TASK OBJECTIVE:
The lines to reproduce run from the one containing "Decode this image" through the end of the records below. Reproduce them exactly and add nothing.

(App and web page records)
============================================================
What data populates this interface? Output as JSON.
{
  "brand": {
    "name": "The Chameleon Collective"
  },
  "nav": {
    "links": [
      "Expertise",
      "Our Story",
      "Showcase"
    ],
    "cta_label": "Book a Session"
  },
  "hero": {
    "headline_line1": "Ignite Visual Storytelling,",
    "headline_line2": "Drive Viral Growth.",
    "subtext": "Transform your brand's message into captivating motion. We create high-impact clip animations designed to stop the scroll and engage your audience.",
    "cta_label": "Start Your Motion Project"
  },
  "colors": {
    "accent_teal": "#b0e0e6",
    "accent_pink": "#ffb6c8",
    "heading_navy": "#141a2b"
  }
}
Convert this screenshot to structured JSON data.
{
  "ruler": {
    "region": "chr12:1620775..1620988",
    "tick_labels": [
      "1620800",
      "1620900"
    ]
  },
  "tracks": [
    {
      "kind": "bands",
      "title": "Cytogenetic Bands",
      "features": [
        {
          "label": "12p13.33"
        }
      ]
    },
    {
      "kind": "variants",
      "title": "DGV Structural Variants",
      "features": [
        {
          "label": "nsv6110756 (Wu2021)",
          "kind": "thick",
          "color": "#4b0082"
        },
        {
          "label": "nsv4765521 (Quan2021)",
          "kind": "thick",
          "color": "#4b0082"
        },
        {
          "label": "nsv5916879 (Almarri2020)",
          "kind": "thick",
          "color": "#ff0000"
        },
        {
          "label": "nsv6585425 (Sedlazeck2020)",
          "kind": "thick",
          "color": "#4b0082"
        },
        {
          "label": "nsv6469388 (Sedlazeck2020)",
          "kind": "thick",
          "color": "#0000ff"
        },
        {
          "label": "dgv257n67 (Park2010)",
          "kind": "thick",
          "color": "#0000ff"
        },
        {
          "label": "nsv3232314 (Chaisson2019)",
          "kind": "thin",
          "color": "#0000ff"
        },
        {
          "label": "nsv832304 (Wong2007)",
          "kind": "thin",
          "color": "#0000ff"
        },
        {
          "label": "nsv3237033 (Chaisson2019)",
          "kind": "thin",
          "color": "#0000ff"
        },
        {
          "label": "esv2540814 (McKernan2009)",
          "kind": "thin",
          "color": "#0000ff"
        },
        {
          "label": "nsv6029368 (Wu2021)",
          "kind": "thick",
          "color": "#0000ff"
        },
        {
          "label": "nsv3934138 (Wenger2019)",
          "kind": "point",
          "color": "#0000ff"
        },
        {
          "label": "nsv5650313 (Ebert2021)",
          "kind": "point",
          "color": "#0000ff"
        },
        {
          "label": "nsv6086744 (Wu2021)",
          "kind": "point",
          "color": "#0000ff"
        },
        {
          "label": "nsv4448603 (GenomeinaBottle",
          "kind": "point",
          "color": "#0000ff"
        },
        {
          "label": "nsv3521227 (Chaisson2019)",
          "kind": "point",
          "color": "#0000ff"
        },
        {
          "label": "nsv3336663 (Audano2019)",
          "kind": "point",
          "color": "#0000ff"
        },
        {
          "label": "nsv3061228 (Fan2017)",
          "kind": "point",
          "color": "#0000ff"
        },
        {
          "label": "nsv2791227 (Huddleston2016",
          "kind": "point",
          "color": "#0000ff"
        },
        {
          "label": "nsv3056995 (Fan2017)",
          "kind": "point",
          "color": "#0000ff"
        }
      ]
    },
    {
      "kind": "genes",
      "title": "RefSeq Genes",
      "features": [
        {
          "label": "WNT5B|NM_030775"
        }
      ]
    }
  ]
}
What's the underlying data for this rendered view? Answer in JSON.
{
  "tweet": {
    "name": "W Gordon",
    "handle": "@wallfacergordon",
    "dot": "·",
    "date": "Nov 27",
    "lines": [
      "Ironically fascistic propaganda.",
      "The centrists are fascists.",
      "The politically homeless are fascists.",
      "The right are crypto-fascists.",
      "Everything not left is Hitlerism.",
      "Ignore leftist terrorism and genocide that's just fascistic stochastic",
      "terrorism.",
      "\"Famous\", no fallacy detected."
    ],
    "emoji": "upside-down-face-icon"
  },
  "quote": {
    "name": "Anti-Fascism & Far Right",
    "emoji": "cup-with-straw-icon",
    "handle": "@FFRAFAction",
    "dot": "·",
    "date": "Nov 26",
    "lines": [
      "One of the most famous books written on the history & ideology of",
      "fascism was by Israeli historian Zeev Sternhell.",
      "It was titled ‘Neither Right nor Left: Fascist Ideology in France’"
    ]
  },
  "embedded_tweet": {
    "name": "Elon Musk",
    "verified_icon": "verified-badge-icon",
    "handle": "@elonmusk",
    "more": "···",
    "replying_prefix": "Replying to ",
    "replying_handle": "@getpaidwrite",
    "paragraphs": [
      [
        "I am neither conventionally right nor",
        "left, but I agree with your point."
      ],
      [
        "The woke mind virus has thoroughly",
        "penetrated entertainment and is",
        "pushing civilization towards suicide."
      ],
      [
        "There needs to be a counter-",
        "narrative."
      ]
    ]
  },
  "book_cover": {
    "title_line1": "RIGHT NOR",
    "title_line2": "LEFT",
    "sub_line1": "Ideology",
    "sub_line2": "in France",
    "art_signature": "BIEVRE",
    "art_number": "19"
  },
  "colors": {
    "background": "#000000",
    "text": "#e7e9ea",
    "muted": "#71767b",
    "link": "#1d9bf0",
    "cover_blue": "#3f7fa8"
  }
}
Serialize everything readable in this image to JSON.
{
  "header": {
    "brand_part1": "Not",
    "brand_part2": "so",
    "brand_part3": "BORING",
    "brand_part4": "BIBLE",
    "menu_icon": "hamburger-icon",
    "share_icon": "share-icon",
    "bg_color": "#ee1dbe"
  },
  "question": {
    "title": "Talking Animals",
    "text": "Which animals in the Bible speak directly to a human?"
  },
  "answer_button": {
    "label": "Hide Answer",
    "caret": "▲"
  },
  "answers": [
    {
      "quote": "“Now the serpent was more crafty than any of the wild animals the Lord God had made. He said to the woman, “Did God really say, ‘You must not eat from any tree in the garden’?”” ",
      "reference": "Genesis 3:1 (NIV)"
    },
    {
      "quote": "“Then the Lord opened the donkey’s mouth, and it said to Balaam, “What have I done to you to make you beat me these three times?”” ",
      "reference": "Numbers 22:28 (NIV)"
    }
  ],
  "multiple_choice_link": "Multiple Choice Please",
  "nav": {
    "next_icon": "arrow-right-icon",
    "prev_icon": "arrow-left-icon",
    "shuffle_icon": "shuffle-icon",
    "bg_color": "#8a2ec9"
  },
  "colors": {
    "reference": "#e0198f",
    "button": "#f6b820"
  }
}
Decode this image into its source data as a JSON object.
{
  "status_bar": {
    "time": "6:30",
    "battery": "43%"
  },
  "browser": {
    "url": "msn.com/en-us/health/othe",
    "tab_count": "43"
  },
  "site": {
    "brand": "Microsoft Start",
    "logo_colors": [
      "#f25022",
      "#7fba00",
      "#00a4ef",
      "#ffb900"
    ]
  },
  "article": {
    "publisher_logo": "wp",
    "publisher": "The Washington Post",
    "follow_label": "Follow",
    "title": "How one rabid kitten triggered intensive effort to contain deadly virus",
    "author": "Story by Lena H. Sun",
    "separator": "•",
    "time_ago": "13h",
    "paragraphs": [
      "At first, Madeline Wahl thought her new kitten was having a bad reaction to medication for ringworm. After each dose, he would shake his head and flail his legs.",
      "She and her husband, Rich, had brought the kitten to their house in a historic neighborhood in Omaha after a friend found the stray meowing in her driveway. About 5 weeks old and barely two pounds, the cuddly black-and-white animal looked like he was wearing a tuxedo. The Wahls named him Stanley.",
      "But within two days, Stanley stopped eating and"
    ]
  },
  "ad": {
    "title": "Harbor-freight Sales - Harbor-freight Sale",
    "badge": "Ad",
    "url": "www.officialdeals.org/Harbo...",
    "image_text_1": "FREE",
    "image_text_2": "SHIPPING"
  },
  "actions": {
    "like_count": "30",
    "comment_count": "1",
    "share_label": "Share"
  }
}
============================================================
EXPECTED ANSWER:
Decode this image into its source data as a JSON object.
{
  "status_bar": {
    "time": "6:30",
    "battery": "43%"
  },
  "browser": {
    "url": "msn.com/en-us/health/othe",
    "tab_count": "43"
  },
  "site": {
    "brand": "Microsoft Start",
    "logo_colors": [
      "#f25022",
      "#7fba00",
      "#00a4ef",
      "#ffb900"
    ]
  },
  "article": {
    "publisher_logo": "wp",
    "publisher": "The Washington Post",
    "follow_label": "Follow",
    "title": "How one rabid kitten triggered intensive effort to contain deadly virus",
    "author": "Story by Lena H. Sun",
    "separator": "•",
    "time_ago": "13h",
    "paragraphs": [
      "At first, Madeline Wahl thought her new kitten was having a bad reaction to medication for ringworm. After each dose, he would shake his head and flail his legs.",
      "She and her husband, Rich, had brought the kitten to their house in a historic neighborhood in Omaha after a friend found the stray meowing in her driveway. About 5 weeks old and barely two pounds, the cuddly black-and-white animal looked like he was wearing a tuxedo. The Wahls named him Stanley.",
      "But within two days, Stanley stopped eating and"
    ]
  },
  "ad": {
    "title": "Harbor-freight Sales - Harbor-freight Sale",
    "badge": "Ad",
    "url": "www.officialdeals.org/Harbo...",
    "image_text_1": "FREE",
    "image_text_2": "SHIPPING"
  },
  "actions": {
    "like_count": "30",
    "comment_count": "1",
    "share_label": "Share"
  }
}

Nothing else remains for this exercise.